# [WORK INSTRUCTIONS]
Transcribe the listing word for word.

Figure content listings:

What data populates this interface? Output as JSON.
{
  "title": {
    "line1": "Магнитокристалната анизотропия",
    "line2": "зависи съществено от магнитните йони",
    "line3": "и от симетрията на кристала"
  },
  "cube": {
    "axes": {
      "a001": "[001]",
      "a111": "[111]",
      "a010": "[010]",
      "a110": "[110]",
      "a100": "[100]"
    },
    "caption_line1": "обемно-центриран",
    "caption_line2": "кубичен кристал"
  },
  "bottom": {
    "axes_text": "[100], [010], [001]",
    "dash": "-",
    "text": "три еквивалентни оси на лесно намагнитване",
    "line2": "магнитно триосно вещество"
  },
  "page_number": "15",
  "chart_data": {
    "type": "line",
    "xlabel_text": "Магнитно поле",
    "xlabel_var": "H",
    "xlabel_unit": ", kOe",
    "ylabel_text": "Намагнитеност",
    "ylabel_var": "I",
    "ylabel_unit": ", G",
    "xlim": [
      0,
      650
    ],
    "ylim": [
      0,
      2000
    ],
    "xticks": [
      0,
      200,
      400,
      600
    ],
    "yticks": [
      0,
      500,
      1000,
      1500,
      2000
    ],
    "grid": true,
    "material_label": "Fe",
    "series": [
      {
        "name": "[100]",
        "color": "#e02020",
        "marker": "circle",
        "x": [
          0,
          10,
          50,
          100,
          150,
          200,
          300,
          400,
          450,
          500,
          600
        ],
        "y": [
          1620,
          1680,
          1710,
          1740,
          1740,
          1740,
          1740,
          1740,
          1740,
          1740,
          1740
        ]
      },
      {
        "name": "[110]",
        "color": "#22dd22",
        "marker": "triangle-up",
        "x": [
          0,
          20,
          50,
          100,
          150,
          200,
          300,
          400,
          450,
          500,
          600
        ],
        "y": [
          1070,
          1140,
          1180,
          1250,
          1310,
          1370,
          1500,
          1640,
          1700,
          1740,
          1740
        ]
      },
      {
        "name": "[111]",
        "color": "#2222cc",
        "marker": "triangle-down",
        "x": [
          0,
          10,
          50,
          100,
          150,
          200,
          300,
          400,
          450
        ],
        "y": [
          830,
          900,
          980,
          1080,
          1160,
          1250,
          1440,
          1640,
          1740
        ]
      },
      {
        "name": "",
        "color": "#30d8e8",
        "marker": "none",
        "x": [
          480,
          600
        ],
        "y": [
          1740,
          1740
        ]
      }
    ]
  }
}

# [TASK ANSWER]
What data populates this interface? Output as JSON.
{
  "title": {
    "line1": "Магнитокристалната анизотропия",
    "line2": "зависи съществено от магнитните йони",
    "line3": "и от симетрията на кристала"
  },
  "cube": {
    "axes": {
      "a001": "[001]",
      "a111": "[111]",
      "a010": "[010]",
      "a110": "[110]",
      "a100": "[100]"
    },
    "caption_line1": "обемно-центриран",
    "caption_line2": "кубичен кристал"
  },
  "bottom": {
    "axes_text": "[100], [010], [001]",
    "dash": "-",
    "text": "три еквивалентни оси на лесно намагнитване",
    "line2": "магнитно триосно вещество"
  },
  "page_number": "15",
  "chart_data": {
    "type": "line",
    "xlabel_text": "Магнитно поле",
    "xlabel_var": "H",
    "xlabel_unit": ", kOe",
    "ylabel_text": "Намагнитеност",
    "ylabel_var": "I",
    "ylabel_unit": ", G",
    "xlim": [
      0,
      650
    ],
    "ylim": [
      0,
      2000
    ],
    "xticks": [
      0,
      200,
      400,
      600
    ],
    "yticks": [
      0,
      500,
      1000,
      1500,
      2000
    ],
    "grid": true,
    "material_label": "Fe",
    "series": [
      {
        "name": "[100]",
        "color": "#e02020",
        "marker": "circle",
        "x": [
          0,
          10,
          50,
          100,
          150,
          200,
          300,
          400,
          450,
          500,
          600
        ],
        "y": [
          1620,
          1680,
          1710,
          1740,
          1740,
          1740,
          1740,
          1740,
          1740,
          1740,
          1740
        ]
      },
      {
        "name": "[110]",
        "color": "#22dd22",
        "marker": "triangle-up",
        "x": [
          0,
          20,
          50,
          100,
          150,
          200,
          300,
          400,
          450,
          500,
          600
        ],
        "y": [
          1070,
          1140,
          1180,
          1250,
          1310,
          1370,
          1500,
          1640,
          1700,
          1740,
          1740
        ]
      },
      {
        "name": "[111]",
        "color": "#2222cc",
        "marker": "triangle-down",
        "x": [
          0,
          10,
          50,
          100,
          150,
          200,
          300,
          400,
          450
        ],
        "y": [
          830,
          900,
          980,
          1080,
          1160,
          1250,
          1440,
          1640,
          1740
        ]
      },
      {
        "name": "",
        "color": "#30d8e8",
        "marker": "none",
        "x": [
          480,
          600
        ],
        "y": [
          1740,
          1740
        ]
      }
    ]
  }
}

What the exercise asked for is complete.